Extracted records
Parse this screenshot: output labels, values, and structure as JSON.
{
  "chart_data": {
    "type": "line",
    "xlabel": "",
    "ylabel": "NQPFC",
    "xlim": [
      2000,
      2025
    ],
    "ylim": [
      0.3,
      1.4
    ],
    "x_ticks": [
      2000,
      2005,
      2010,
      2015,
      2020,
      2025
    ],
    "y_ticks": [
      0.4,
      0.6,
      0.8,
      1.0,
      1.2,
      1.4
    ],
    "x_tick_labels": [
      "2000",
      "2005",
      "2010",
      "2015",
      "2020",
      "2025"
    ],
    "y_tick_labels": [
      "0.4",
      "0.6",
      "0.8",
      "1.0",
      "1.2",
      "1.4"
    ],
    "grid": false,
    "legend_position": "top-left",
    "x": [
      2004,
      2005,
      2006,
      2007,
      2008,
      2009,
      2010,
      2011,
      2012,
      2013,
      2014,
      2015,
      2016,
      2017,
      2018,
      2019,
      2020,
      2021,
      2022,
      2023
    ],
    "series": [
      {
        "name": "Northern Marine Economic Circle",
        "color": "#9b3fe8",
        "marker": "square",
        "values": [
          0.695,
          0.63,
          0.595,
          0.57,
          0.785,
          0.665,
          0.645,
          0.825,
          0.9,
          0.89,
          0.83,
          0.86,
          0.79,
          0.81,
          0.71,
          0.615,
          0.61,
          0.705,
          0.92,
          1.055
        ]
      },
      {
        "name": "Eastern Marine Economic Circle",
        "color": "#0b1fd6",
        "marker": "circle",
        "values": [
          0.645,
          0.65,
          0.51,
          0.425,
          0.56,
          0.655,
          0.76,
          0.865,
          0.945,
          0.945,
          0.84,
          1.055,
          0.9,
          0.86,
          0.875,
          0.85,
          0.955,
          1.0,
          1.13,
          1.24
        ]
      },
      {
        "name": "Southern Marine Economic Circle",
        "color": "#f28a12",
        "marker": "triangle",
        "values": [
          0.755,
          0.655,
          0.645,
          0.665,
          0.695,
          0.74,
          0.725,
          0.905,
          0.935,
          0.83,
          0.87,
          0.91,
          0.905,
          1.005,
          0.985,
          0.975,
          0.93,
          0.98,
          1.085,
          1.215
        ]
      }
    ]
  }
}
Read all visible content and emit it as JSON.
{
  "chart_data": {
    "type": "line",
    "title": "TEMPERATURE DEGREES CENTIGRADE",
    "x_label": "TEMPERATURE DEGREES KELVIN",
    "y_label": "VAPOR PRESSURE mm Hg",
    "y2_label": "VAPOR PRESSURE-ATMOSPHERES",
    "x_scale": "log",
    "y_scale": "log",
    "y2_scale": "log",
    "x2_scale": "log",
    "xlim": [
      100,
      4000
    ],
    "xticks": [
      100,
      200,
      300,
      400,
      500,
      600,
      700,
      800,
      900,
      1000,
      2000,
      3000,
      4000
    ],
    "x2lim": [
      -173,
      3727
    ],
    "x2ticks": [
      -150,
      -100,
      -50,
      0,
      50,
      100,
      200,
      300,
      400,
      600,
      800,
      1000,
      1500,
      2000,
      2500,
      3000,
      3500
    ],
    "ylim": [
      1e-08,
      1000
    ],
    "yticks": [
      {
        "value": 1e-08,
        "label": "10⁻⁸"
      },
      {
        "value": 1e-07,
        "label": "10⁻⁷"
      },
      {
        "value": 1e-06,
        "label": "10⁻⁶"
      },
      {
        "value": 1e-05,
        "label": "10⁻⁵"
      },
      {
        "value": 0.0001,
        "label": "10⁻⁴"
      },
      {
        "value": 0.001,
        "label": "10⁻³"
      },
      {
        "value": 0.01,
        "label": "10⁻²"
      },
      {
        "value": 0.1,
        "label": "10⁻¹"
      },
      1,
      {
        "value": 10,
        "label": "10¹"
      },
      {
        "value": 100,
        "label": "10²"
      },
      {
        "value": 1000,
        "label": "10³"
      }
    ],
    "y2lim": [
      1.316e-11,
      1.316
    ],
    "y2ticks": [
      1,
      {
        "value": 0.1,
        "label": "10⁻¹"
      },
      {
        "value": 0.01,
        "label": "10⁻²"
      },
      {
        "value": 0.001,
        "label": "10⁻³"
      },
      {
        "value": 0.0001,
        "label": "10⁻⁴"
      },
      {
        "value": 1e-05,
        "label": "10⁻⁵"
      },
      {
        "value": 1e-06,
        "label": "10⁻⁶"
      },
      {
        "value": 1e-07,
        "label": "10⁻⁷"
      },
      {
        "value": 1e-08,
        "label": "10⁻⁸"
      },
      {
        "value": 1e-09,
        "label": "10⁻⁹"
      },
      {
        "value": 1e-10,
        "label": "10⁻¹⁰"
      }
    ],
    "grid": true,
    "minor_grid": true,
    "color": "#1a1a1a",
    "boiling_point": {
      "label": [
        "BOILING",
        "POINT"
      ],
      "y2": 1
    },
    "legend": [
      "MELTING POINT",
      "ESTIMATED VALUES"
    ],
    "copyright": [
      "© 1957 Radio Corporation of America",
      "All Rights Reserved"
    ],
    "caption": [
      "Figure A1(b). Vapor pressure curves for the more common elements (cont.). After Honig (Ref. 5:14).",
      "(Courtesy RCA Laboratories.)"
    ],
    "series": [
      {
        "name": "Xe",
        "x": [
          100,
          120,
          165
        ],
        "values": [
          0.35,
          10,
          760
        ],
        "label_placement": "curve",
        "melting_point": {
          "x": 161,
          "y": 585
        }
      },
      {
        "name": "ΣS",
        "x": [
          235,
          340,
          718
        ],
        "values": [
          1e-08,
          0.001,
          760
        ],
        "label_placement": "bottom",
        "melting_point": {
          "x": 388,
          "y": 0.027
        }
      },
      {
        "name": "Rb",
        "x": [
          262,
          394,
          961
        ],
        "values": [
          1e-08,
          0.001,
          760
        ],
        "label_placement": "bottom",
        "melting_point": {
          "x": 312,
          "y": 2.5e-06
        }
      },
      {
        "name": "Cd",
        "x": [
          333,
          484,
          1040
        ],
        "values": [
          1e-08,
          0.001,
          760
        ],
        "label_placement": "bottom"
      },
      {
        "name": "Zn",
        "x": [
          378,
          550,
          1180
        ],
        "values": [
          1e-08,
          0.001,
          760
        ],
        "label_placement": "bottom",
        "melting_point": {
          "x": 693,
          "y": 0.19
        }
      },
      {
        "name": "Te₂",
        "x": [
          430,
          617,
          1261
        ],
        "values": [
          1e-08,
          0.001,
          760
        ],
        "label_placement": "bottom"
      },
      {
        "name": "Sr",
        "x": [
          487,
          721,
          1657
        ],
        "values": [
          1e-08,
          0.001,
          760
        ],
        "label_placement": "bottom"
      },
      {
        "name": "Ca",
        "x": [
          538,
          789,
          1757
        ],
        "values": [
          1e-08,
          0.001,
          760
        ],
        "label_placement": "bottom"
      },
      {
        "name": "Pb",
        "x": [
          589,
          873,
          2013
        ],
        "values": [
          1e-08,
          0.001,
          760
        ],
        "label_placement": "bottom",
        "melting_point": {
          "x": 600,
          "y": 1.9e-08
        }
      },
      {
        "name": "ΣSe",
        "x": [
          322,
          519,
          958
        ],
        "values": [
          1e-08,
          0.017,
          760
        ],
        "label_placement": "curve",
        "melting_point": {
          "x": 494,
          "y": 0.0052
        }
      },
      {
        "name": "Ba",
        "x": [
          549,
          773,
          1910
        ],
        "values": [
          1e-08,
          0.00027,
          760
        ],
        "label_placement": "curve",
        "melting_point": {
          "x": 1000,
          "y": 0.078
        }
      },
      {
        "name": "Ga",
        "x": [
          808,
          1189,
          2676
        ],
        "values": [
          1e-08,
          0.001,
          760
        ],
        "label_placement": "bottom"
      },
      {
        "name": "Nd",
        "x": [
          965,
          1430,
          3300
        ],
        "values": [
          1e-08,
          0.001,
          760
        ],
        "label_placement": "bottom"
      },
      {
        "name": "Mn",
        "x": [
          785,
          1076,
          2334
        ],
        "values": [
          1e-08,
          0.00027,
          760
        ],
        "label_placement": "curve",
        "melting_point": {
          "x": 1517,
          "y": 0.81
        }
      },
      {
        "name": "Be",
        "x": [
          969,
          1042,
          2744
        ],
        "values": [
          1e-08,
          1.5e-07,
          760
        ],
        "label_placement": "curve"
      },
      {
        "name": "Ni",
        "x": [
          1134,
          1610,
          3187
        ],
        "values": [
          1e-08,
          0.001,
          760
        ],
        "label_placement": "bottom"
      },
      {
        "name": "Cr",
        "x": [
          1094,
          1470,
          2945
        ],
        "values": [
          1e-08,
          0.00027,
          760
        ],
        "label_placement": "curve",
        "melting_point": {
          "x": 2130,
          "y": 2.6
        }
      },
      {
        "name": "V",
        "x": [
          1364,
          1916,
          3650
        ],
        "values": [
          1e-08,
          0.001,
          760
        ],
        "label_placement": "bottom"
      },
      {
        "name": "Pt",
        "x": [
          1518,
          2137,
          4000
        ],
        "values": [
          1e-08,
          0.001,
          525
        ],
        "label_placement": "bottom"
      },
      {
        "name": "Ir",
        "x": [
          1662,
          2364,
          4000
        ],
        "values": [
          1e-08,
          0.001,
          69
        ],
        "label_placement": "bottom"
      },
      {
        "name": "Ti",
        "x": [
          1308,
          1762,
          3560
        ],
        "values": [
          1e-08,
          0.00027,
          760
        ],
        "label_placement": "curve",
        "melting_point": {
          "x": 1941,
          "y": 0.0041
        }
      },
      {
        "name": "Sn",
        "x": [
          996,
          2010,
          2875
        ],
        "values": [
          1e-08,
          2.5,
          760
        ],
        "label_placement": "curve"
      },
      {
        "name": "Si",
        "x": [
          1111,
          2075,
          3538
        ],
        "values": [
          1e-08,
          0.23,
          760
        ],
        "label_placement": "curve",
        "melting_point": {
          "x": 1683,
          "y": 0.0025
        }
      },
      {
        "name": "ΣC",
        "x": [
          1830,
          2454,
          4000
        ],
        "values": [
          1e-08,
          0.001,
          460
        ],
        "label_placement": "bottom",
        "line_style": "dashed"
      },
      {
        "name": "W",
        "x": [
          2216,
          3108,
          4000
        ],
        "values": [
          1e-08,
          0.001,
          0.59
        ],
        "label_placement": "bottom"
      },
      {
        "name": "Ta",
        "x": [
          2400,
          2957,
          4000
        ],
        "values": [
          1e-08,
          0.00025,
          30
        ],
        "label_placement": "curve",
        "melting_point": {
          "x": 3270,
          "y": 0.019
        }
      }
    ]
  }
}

### Problem to work on
From the material above, copy each line that includes the word "marker".

### Finished answer
        "marker": "square",
        "marker": "circle",
        "marker": "triangle",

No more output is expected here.